◆ **Selected passage**:
┌────────

Authors' conclusions The cost of giving strontium ranelate to postmenopausal women at risk of osteoporotic fracture was reasonable compared with the health benefit it produces.
CRD COMMENTARY - Selection of comparators The authors chose no treatment as a comparator for the intervention drug. This enabled the value of the new treatment, strontium ranelate, to be evaluated.
Validity of estimate of measure of effectiveness The parameters were derived from published research. The authors clearly described the different sources of the parameters. They justified their selection but did not provide any search method or inclusion criteria. The authors used large, double-blind, placebo-controlled trials as a source of clinical evidence, which was appropriate. Details of the methods used to identify the parameters would have enhanced the validity of the data used. Validity of estimate of measure of benefit The authors used two summary measures of health benefit (i.e. LYs gained and QALYs gained). The measures were derived appropriately using a Markov model. The utilities were taken from published literature, although no details of the valuation method were given.
Validity of estimate of costs The authors reported that the study had been undertaken from a societal perspective. They used the difference between production and consumption for post-retirement women to enable the calculation of future non-medical consumption, and included it as a cost. Whilst this methodology is not commonplace, some researchers deem that it reflects better the true future costs of any intervention (Meltzer 1997, see 'Other Publications of Related Interest' below for bibliographic details). The paper did not detail all the costs included, therefore it was unclear whether all relevant costs had been considered. The resource quantities and unit costs were taken from published sources. The costs were converted to year 2004 and discounted at a rate of 3%.
Other issues The authors compared their findings with other work on osteoporosis, although not with work that had identical aims. The issue of generalisability was addressed, and the authors were clear that they were interested in the results for Sweden and that the results could not necessarily be generalised to other countries. The authors do not appear to have presented their results selectively and their conclusions reflected the scope of their analysis.

└────────

◆ **Structured page parsing data**:
┌────────

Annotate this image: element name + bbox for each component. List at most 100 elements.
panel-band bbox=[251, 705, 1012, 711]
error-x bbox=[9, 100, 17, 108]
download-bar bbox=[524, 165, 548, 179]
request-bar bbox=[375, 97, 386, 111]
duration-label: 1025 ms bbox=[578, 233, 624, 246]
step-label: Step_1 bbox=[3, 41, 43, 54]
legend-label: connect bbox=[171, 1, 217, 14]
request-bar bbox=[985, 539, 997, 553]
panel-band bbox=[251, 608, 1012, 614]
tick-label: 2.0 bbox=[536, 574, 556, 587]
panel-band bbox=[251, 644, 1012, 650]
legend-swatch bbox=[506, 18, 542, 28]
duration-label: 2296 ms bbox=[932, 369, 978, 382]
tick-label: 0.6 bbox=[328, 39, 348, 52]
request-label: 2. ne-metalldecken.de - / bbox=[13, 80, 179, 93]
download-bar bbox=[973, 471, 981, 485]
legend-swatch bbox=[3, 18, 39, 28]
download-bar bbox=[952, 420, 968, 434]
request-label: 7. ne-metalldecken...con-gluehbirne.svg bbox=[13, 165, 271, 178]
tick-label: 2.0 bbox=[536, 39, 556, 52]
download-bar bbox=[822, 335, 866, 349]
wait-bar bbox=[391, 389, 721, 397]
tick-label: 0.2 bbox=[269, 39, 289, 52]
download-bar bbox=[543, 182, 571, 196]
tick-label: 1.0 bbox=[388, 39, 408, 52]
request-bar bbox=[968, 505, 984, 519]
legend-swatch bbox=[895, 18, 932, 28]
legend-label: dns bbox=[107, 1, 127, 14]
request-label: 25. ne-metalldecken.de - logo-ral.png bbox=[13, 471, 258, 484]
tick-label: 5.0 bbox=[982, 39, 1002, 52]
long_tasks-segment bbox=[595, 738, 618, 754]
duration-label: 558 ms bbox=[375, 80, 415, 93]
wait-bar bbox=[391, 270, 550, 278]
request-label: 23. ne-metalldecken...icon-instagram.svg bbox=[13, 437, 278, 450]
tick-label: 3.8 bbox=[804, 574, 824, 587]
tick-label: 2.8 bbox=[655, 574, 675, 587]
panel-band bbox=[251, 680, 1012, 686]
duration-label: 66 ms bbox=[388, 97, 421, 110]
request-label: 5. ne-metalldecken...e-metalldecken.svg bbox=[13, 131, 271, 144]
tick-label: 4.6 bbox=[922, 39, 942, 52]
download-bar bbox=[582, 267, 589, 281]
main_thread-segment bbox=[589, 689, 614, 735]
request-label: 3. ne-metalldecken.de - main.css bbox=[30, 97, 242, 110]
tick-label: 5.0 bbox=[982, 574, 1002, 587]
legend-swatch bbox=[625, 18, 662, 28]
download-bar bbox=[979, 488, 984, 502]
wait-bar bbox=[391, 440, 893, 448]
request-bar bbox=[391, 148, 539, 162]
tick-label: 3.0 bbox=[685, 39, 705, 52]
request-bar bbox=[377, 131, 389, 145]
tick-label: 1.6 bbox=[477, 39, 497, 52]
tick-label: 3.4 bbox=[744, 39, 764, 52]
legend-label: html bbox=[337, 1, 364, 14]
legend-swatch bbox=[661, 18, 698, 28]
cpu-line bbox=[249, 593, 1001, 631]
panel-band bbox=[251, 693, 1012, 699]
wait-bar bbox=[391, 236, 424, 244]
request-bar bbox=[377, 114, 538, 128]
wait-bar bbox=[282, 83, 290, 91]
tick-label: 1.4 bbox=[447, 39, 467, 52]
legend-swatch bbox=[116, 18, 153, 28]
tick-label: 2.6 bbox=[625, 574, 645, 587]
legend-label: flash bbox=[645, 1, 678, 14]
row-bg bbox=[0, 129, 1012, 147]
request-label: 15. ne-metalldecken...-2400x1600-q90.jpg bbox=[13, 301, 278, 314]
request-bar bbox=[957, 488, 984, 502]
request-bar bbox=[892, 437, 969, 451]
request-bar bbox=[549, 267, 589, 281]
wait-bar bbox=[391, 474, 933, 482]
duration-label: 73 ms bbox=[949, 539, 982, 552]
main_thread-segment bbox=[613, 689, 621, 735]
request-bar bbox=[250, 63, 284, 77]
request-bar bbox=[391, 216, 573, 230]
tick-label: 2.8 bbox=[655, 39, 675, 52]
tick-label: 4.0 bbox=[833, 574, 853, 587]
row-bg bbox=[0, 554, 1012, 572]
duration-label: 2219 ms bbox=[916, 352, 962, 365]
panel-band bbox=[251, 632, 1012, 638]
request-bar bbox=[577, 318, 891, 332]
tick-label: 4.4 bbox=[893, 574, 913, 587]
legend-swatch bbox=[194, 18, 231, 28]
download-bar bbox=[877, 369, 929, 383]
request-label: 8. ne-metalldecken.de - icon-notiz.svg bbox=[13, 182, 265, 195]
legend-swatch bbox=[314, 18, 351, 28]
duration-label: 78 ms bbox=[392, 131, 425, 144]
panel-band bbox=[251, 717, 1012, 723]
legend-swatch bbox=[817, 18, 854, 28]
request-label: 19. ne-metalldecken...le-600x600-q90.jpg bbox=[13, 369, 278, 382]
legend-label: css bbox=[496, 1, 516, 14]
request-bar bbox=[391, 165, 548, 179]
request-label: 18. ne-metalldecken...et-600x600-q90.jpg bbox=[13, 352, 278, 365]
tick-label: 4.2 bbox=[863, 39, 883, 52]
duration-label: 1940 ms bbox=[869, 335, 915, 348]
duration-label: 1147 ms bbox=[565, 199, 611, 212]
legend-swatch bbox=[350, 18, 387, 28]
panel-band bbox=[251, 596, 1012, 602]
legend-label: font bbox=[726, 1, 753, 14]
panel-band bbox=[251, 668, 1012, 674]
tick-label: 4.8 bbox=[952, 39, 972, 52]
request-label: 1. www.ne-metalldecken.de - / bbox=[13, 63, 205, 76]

└────────

◆ **Exercise tasks**:
1. Echo part of the strontium ranelate commentary verbatim, beginning at the words that contain "Other issues The" and stopping after "of their analysis.".
2. In the strontium ranelate commentary, what rate were the costs discounted at?
The entries have nothing to do with what comes next.

◆ **List of solutions**:
1.
Other issues The authors compared their findings with other work on osteoporosis, although not with work that had identical aims. The issue of generalisability was addressed, and the authors were clear that they were interested in the results for Sweden and that the results could not necessarily be generalised to other countries. The authors do not appear to have presented their results selectively and their conclusions reflected the scope of their analysis.

2. 3%